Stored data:
——————————
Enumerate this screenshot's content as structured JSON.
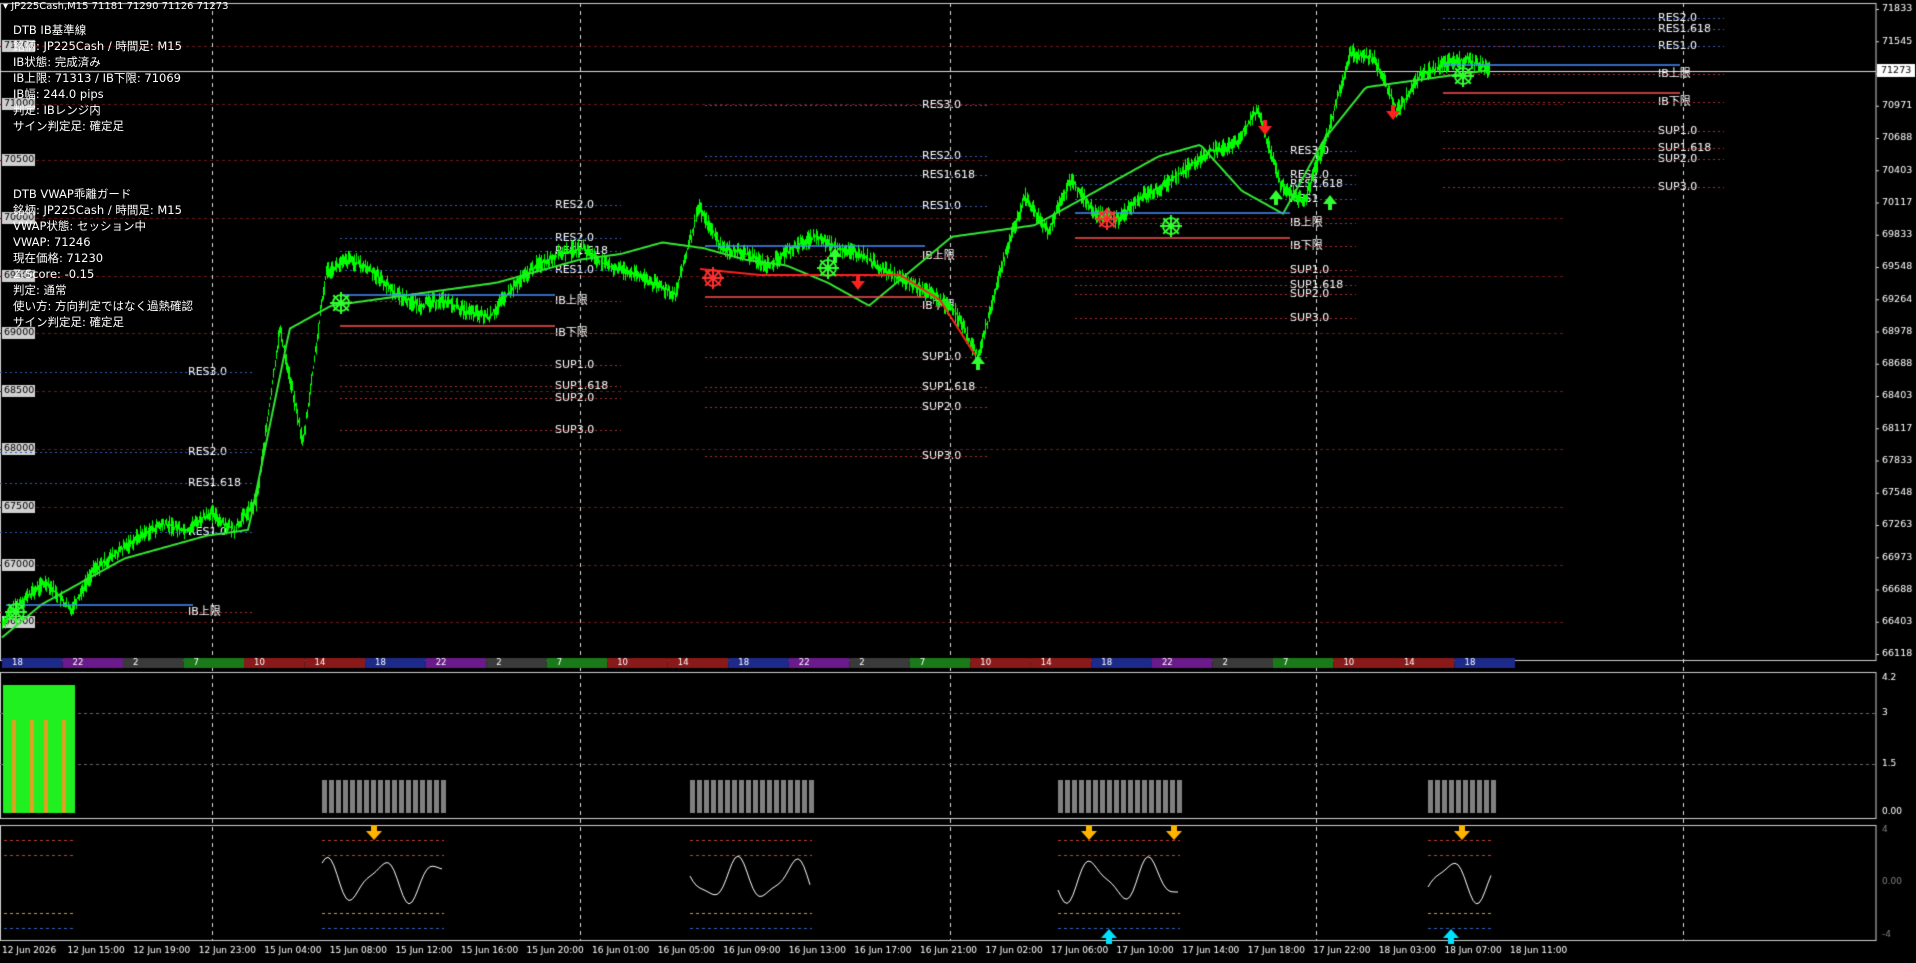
{
  "header": {
    "arrow": "▾",
    "symbol": "JP225Cash,M15",
    "ohlc": "71181 71290 71126 71273"
  },
  "panel_ib": {
    "lines": [
      "DTB IB基準線",
      "銘柄: JP225Cash / 時間足: M15",
      "IB状態: 完成済み",
      "IB上限: 71313 / IB下限: 71069",
      "IB幅: 244.0 pips",
      "判定: IBレンジ内",
      "サイン判定足: 確定足"
    ]
  },
  "panel_vwap": {
    "lines": [
      "DTB VWAP乖離ガード",
      "銘柄: JP225Cash / 時間足: M15",
      "VWAP状態: セッション中",
      "VWAP: 71246",
      "現在価格: 71230",
      "Z-Score: -0.15",
      "判定: 通常",
      "使い方: 方向判定ではなく過熱確認",
      "サイン判定足: 確定足"
    ]
  },
  "colors": {
    "candle": "#00ff00",
    "vwap": "#32e632",
    "vwap_down": "#ff2020",
    "ib_high": "#4a8cff",
    "ib_low": "#ff5050",
    "grid": "#d8d8d8",
    "label": "#ffffff"
  },
  "chart_data": {
    "type": "line",
    "symbol": "JP225Cash,M15",
    "price_axis": [
      "71833",
      "71545",
      "71273",
      "70971",
      "70688",
      "70403",
      "70117",
      "69833",
      "69548",
      "69264",
      "68978",
      "68688",
      "68403",
      "68117",
      "67833",
      "67548",
      "67263",
      "66973",
      "66688",
      "66403",
      "66118"
    ],
    "price_levels_labels": [
      "71500",
      "71000",
      "70500",
      "70000",
      "69500",
      "69000",
      "68500",
      "68000",
      "67500",
      "67000",
      "66500"
    ],
    "current_price": "71273",
    "price_range": [
      66118,
      71833
    ],
    "time_axis": [
      "12 Jun 2026",
      "12 Jun 15:00",
      "12 Jun 19:00",
      "12 Jun 23:00",
      "15 Jun 04:00",
      "15 Jun 08:00",
      "15 Jun 12:00",
      "15 Jun 16:00",
      "15 Jun 20:00",
      "16 Jun 01:00",
      "16 Jun 05:00",
      "16 Jun 09:00",
      "16 Jun 13:00",
      "16 Jun 17:00",
      "16 Jun 21:00",
      "17 Jun 02:00",
      "17 Jun 06:00",
      "17 Jun 10:00",
      "17 Jun 14:00",
      "17 Jun 18:00",
      "17 Jun 22:00",
      "18 Jun 03:00",
      "18 Jun 07:00",
      "18 Jun 11:00"
    ],
    "session_hours": [
      "18",
      "22",
      "2",
      "7",
      "10",
      "14",
      "18",
      "22",
      "2",
      "7",
      "10",
      "14",
      "18",
      "22",
      "2",
      "7",
      "10",
      "14",
      "18",
      "22",
      "2",
      "7",
      "10",
      "14",
      "18"
    ],
    "close_path": [
      66420,
      66650,
      66800,
      66550,
      66900,
      67050,
      67200,
      67300,
      67250,
      67400,
      67250,
      67500,
      69000,
      68000,
      69500,
      69600,
      69500,
      69300,
      69200,
      69250,
      69150,
      69100,
      69350,
      69550,
      69650,
      69700,
      69550,
      69500,
      69400,
      69300,
      70050,
      69700,
      69650,
      69550,
      69700,
      69800,
      69700,
      69650,
      69500,
      69400,
      69300,
      69150,
      68750,
      69550,
      70150,
      69850,
      70300,
      70000,
      69950,
      70150,
      70250,
      70400,
      70550,
      70600,
      70900,
      70250,
      70100,
      70700,
      71400,
      71350,
      70900,
      71200,
      71300,
      71350,
      71250
    ],
    "vwap_path": [
      66300,
      66600,
      66800,
      67000,
      67100,
      67200,
      67250,
      69000,
      69200,
      69250,
      69300,
      69350,
      69400,
      69500,
      69600,
      69650,
      69750,
      69700,
      69600,
      69550,
      69400,
      69200,
      69500,
      69800,
      69850,
      69900,
      70100,
      70300,
      70500,
      70600,
      70200,
      70000,
      70650,
      71100,
      71150,
      71200,
      71250
    ],
    "ib_zones": [
      {
        "high": 66680,
        "low": null
      },
      {
        "high": 69420,
        "low": 69080
      },
      {
        "high": 69760,
        "low": 69300
      },
      {
        "high": 70050,
        "low": 69850
      },
      {
        "high": 71313,
        "low": 71069
      }
    ],
    "level_labels": [
      {
        "set": 1,
        "labels": [
          "RES3.0",
          "RES2.0",
          "RES1.618",
          "RES1.0",
          "IB上限"
        ]
      },
      {
        "set": 2,
        "labels": [
          "RES2.0",
          "RES2.0",
          "RES1.618",
          "RES1.0",
          "IB上限",
          "IB下限",
          "SUP1.0",
          "SUP1.618",
          "SUP2.0",
          "SUP3.0"
        ]
      },
      {
        "set": 3,
        "labels": [
          "RES3.0",
          "RES2.0",
          "RES1.618",
          "RES1.0",
          "IB上限",
          "IB下限",
          "SUP1.0",
          "SUP1.618",
          "SUP2.0",
          "SUP3.0"
        ]
      },
      {
        "set": 4,
        "labels": [
          "RES3.0",
          "RES2.0",
          "RES1.618",
          "RES1",
          "IB上限",
          "IB下限",
          "SUP1.0",
          "SUP1.618",
          "SUP2.0",
          "SUP3.0"
        ]
      },
      {
        "set": 5,
        "labels": [
          "RES2.0",
          "RES1.618",
          "RES1.0",
          "IB上限",
          "IB下限",
          "SUP1.0",
          "SUP1.618",
          "SUP2.0",
          "SUP3.0"
        ]
      }
    ],
    "sub1_axis": [
      "4.2",
      "3",
      "1.5",
      "0.00"
    ],
    "sub2_axis": [
      "4",
      "0.00",
      "-4"
    ]
  }
}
——————————
Without the pictures, return the entries exactly as they appear.

Enumerate this screenshot's content as structured JSON.
{
  "header": {
    "arrow": "▾",
    "symbol": "JP225Cash,M15",
    "ohlc": "71181 71290 71126 71273"
  },
  "panel_ib": {
    "lines": [
      "DTB IB基準線",
      "銘柄: JP225Cash / 時間足: M15",
      "IB状態: 完成済み",
      "IB上限: 71313 / IB下限: 71069",
      "IB幅: 244.0 pips",
      "判定: IBレンジ内",
      "サイン判定足: 確定足"
    ]
  },
  "panel_vwap": {
    "lines": [
      "DTB VWAP乖離ガード",
      "銘柄: JP225Cash / 時間足: M15",
      "VWAP状態: セッション中",
      "VWAP: 71246",
      "現在価格: 71230",
      "Z-Score: -0.15",
      "判定: 通常",
      "使い方: 方向判定ではなく過熱確認",
      "サイン判定足: 確定足"
    ]
  },
  "colors": {
    "candle": "#00ff00",
    "vwap": "#32e632",
    "vwap_down": "#ff2020",
    "ib_high": "#4a8cff",
    "ib_low": "#ff5050",
    "grid": "#d8d8d8",
    "label": "#ffffff"
  },
  "chart_data": {
    "type": "line",
    "symbol": "JP225Cash,M15",
    "price_axis": [
      "71833",
      "71545",
      "71273",
      "70971",
      "70688",
      "70403",
      "70117",
      "69833",
      "69548",
      "69264",
      "68978",
      "68688",
      "68403",
      "68117",
      "67833",
      "67548",
      "67263",
      "66973",
      "66688",
      "66403",
      "66118"
    ],
    "price_levels_labels": [
      "71500",
      "71000",
      "70500",
      "70000",
      "69500",
      "69000",
      "68500",
      "68000",
      "67500",
      "67000",
      "66500"
    ],
    "current_price": "71273",
    "price_range": [
      66118,
      71833
    ],
    "time_axis": [
      "12 Jun 2026",
      "12 Jun 15:00",
      "12 Jun 19:00",
      "12 Jun 23:00",
      "15 Jun 04:00",
      "15 Jun 08:00",
      "15 Jun 12:00",
      "15 Jun 16:00",
      "15 Jun 20:00",
      "16 Jun 01:00",
      "16 Jun 05:00",
      "16 Jun 09:00",
      "16 Jun 13:00",
      "16 Jun 17:00",
      "16 Jun 21:00",
      "17 Jun 02:00",
      "17 Jun 06:00",
      "17 Jun 10:00",
      "17 Jun 14:00",
      "17 Jun 18:00",
      "17 Jun 22:00",
      "18 Jun 03:00",
      "18 Jun 07:00",
      "18 Jun 11:00"
    ],
    "session_hours": [
      "18",
      "22",
      "2",
      "7",
      "10",
      "14",
      "18",
      "22",
      "2",
      "7",
      "10",
      "14",
      "18",
      "22",
      "2",
      "7",
      "10",
      "14",
      "18",
      "22",
      "2",
      "7",
      "10",
      "14",
      "18"
    ],
    "close_path": [
      66420,
      66650,
      66800,
      66550,
      66900,
      67050,
      67200,
      67300,
      67250,
      67400,
      67250,
      67500,
      69000,
      68000,
      69500,
      69600,
      69500,
      69300,
      69200,
      69250,
      69150,
      69100,
      69350,
      69550,
      69650,
      69700,
      69550,
      69500,
      69400,
      69300,
      70050,
      69700,
      69650,
      69550,
      69700,
      69800,
      69700,
      69650,
      69500,
      69400,
      69300,
      69150,
      68750,
      69550,
      70150,
      69850,
      70300,
      70000,
      69950,
      70150,
      70250,
      70400,
      70550,
      70600,
      70900,
      70250,
      70100,
      70700,
      71400,
      71350,
      70900,
      71200,
      71300,
      71350,
      71250
    ],
    "vwap_path": [
      66300,
      66600,
      66800,
      67000,
      67100,
      67200,
      67250,
      69000,
      69200,
      69250,
      69300,
      69350,
      69400,
      69500,
      69600,
      69650,
      69750,
      69700,
      69600,
      69550,
      69400,
      69200,
      69500,
      69800,
      69850,
      69900,
      70100,
      70300,
      70500,
      70600,
      70200,
      70000,
      70650,
      71100,
      71150,
      71200,
      71250
    ],
    "ib_zones": [
      {
        "high": 66680,
        "low": null
      },
      {
        "high": 69420,
        "low": 69080
      },
      {
        "high": 69760,
        "low": 69300
      },
      {
        "high": 70050,
        "low": 69850
      },
      {
        "high": 71313,
        "low": 71069
      }
    ],
    "level_labels": [
      {
        "set": 1,
        "labels": [
          "RES3.0",
          "RES2.0",
          "RES1.618",
          "RES1.0",
          "IB上限"
        ]
      },
      {
        "set": 2,
        "labels": [
          "RES2.0",
          "RES2.0",
          "RES1.618",
          "RES1.0",
          "IB上限",
          "IB下限",
          "SUP1.0",
          "SUP1.618",
          "SUP2.0",
          "SUP3.0"
        ]
      },
      {
        "set": 3,
        "labels": [
          "RES3.0",
          "RES2.0",
          "RES1.618",
          "RES1.0",
          "IB上限",
          "IB下限",
          "SUP1.0",
          "SUP1.618",
          "SUP2.0",
          "SUP3.0"
        ]
      },
      {
        "set": 4,
        "labels": [
          "RES3.0",
          "RES2.0",
          "RES1.618",
          "RES1",
          "IB上限",
          "IB下限",
          "SUP1.0",
          "SUP1.618",
          "SUP2.0",
          "SUP3.0"
        ]
      },
      {
        "set": 5,
        "labels": [
          "RES2.0",
          "RES1.618",
          "RES1.0",
          "IB上限",
          "IB下限",
          "SUP1.0",
          "SUP1.618",
          "SUP2.0",
          "SUP3.0"
        ]
      }
    ],
    "sub1_axis": [
      "4.2",
      "3",
      "1.5",
      "0.00"
    ],
    "sub2_axis": [
      "4",
      "0.00",
      "-4"
    ]
  }
}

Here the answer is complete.